*WORK TO COMPLETE*
Check each line of the listing below for the string "nostre", and copy the ones that have it.

----

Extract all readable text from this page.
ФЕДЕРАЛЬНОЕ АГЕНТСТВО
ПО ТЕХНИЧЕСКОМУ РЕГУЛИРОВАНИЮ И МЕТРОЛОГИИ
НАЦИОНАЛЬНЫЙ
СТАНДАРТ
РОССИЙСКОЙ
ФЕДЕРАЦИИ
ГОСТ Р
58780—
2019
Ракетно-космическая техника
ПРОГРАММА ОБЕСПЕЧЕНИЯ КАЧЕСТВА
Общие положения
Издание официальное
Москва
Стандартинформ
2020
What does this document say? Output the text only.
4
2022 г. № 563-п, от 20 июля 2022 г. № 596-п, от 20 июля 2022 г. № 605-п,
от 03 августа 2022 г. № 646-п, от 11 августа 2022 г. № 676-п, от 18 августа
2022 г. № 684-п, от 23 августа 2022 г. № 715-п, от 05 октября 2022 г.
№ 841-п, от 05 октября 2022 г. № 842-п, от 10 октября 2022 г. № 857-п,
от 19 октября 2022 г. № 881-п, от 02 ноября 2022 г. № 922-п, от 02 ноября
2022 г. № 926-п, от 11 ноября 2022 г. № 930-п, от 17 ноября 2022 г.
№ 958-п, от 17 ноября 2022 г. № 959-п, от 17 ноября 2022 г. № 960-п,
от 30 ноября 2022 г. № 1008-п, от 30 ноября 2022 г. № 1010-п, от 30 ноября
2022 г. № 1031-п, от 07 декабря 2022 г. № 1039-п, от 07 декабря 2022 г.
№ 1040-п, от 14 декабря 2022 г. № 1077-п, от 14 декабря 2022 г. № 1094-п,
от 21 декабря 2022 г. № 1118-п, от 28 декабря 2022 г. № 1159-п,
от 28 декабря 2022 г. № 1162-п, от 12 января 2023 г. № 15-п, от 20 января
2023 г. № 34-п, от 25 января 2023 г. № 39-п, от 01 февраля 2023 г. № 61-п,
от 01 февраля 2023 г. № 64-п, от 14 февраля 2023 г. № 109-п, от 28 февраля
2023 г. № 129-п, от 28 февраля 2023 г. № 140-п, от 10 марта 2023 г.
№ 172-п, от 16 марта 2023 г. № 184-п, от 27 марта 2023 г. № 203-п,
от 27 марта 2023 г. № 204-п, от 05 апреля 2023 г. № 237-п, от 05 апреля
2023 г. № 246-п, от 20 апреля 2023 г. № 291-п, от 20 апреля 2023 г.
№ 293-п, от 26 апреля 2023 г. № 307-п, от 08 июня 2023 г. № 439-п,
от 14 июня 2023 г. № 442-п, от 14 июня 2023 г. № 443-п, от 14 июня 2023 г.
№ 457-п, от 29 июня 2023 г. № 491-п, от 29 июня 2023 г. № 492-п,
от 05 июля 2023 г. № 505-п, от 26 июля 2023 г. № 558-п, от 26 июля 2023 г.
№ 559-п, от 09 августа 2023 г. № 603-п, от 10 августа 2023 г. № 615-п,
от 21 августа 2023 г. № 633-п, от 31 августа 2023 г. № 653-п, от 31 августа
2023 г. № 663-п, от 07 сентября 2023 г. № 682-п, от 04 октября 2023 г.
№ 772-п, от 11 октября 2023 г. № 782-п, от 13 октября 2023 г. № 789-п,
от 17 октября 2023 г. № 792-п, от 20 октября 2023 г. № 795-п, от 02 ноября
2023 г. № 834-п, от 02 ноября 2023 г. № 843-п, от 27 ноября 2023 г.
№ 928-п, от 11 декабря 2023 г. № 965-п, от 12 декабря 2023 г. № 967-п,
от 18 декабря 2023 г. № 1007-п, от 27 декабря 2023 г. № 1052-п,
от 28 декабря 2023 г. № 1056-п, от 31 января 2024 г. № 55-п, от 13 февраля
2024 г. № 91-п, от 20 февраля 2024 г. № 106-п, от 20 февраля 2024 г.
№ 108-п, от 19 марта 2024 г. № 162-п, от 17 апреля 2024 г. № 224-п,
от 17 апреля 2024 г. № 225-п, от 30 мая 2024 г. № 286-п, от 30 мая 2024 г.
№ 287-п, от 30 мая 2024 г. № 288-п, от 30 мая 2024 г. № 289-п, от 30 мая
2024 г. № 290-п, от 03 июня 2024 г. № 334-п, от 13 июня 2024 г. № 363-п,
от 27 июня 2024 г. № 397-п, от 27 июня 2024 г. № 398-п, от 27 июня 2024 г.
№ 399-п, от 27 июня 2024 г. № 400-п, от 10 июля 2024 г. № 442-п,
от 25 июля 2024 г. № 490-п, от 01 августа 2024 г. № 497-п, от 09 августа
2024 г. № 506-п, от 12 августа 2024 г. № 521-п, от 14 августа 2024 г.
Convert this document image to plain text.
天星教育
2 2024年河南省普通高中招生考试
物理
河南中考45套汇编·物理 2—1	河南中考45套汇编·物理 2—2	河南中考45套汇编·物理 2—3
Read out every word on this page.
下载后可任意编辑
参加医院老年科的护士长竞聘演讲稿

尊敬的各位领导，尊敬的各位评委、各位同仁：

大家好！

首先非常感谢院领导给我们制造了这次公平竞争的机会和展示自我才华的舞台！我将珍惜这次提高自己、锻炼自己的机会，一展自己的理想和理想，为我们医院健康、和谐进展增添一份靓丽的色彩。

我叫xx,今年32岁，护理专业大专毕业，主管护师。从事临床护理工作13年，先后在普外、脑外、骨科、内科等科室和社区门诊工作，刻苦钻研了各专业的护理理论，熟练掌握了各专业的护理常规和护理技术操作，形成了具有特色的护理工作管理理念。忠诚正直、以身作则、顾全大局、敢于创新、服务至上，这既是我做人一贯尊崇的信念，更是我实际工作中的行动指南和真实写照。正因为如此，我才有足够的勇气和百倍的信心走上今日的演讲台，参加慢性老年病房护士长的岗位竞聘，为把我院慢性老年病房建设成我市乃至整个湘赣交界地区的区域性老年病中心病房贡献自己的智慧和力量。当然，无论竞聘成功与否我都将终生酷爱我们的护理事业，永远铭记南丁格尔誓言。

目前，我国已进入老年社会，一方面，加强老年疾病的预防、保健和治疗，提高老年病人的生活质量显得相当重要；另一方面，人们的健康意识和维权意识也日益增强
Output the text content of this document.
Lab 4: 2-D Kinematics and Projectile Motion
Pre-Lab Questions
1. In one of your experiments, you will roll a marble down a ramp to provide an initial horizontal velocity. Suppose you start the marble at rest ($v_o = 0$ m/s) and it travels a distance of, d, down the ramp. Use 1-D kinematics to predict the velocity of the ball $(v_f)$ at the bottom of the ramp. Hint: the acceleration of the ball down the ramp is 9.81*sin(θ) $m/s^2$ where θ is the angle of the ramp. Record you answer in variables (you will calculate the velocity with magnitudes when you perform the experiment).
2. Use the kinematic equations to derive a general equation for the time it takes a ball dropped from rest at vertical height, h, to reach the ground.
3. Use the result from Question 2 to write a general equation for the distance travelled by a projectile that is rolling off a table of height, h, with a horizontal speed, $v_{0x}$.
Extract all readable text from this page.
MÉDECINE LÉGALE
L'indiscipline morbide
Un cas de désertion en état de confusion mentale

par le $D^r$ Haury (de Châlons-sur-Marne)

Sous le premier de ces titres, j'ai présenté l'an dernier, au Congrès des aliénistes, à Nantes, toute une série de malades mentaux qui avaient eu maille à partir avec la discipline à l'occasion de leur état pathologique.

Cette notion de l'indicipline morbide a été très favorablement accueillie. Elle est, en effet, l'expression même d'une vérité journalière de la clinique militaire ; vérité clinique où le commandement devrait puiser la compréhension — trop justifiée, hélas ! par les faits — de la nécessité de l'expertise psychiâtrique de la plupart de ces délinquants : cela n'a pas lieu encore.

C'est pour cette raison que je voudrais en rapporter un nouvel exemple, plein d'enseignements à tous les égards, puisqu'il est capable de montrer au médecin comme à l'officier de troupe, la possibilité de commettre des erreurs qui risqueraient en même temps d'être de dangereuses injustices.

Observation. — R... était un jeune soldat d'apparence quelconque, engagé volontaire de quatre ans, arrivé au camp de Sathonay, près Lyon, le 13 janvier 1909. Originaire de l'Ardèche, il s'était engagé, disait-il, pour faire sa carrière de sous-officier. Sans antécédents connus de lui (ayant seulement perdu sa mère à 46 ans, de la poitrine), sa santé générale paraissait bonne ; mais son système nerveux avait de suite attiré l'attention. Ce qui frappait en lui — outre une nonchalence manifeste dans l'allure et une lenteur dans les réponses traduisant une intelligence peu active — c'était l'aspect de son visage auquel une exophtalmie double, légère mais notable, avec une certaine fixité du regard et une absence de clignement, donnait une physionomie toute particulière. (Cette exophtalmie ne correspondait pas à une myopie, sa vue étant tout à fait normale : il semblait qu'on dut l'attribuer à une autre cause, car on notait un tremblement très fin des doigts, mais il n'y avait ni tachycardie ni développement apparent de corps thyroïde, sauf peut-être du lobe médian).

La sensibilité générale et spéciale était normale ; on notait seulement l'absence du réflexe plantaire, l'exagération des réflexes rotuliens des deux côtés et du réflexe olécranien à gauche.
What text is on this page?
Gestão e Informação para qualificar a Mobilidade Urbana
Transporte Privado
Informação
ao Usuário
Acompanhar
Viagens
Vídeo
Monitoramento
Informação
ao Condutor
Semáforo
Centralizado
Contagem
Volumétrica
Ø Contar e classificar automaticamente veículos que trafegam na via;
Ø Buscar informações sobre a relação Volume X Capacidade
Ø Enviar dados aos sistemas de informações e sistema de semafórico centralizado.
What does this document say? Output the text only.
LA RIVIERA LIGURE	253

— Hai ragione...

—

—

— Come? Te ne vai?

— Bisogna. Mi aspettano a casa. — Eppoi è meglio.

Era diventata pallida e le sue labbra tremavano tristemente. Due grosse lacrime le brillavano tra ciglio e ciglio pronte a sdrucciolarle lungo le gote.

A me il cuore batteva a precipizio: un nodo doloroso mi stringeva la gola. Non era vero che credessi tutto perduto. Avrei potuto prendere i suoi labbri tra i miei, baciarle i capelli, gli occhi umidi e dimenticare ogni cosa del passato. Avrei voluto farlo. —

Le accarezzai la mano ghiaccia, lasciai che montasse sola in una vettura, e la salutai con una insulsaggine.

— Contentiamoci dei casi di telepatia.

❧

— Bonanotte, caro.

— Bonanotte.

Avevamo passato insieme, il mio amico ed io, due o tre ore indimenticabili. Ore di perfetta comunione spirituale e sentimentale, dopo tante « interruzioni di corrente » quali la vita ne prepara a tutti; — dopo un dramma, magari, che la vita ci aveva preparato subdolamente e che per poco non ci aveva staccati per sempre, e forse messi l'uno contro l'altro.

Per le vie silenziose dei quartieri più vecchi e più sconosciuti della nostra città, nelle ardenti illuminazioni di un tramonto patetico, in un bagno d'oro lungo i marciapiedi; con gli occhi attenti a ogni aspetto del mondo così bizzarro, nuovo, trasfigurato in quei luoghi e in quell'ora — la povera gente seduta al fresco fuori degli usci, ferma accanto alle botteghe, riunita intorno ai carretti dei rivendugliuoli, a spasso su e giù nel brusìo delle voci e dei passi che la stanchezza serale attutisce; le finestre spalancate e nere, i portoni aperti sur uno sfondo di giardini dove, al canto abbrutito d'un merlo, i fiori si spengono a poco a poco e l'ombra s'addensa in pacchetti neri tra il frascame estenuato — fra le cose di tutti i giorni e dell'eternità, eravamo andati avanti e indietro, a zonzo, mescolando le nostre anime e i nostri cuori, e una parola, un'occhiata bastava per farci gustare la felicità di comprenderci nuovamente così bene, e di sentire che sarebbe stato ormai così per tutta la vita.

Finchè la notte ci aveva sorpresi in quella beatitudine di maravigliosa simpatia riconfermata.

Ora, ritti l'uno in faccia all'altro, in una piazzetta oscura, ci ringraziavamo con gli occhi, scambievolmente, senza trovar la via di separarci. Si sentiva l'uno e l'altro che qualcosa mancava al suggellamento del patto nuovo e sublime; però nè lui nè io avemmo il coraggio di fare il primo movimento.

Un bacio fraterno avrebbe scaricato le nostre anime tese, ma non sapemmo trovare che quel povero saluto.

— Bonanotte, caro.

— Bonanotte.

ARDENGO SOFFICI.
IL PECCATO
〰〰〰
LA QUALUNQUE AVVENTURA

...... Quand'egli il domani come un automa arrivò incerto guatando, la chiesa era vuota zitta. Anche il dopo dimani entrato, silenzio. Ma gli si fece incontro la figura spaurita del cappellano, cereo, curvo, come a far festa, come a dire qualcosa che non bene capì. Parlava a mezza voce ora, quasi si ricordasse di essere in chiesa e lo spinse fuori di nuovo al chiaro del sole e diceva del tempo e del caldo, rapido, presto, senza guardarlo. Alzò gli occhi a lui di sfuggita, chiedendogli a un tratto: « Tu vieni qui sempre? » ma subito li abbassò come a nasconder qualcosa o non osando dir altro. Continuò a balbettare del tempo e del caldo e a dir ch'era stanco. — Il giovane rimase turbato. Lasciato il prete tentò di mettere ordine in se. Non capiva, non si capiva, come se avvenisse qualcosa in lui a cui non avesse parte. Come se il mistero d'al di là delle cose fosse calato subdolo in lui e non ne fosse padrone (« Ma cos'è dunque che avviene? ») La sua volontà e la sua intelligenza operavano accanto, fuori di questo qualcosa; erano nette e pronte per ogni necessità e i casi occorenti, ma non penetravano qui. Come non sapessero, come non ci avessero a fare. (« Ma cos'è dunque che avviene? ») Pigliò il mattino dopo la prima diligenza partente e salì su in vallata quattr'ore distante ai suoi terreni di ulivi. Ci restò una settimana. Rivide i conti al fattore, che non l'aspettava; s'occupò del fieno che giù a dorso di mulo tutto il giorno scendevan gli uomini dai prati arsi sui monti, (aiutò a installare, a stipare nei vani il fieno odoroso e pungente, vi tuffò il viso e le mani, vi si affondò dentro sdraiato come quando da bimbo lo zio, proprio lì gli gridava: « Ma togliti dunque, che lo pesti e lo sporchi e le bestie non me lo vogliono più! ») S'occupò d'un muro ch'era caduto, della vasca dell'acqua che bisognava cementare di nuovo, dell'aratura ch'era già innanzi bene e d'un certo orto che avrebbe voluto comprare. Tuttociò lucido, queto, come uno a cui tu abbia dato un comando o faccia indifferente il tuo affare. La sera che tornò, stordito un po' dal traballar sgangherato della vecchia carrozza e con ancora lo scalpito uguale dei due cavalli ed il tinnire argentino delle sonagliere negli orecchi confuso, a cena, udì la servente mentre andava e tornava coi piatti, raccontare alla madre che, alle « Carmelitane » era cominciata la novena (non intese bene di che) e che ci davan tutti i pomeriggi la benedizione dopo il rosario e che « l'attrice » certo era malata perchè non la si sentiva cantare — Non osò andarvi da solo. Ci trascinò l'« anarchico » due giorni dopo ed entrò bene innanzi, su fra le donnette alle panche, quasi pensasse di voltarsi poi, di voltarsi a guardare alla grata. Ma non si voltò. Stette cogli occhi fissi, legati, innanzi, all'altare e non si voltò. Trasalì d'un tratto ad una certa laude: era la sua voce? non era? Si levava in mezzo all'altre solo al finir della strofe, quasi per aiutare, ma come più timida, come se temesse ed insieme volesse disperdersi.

----

*RESULT OF THE EXERCISE*
Per le vie silenziose dei quartieri più vecchi e più sconosciuti della nostra città, nelle ardenti illuminazioni di un tramonto patetico, in un bagno d'oro lungo i marciapiedi; con gli occhi attenti a ogni aspetto del mondo così bizzarro, nuovo, trasfigurato in quei luoghi e in quell'ora — la povera gente seduta al fresco fuori degli usci, ferma accanto alle botteghe, riunita intorno ai carretti dei rivendugliuoli, a spasso su e giù nel brusìo delle voci e dei passi che la stanchezza serale attutisce; le finestre spalancate e nere, i portoni aperti sur uno sfondo di giardini dove, al canto abbrutito d'un merlo, i fiori si spengono a poco a poco e l'ombra s'addensa in pacchetti neri tra il frascame estenuato — fra le cose di tutti i giorni e dell'eternità, eravamo andati avanti e indietro, a zonzo, mescolando le nostre anime e i nostri cuori, e una parola, un'occhiata bastava per farci gustare la felicità di comprenderci nuovamente così bene, e di sentire che sarebbe stato ormai così per tutta la vita.
Un bacio fraterno avrebbe scaricato le nostre anime tese, ma non sapemmo trovare che quel povero saluto.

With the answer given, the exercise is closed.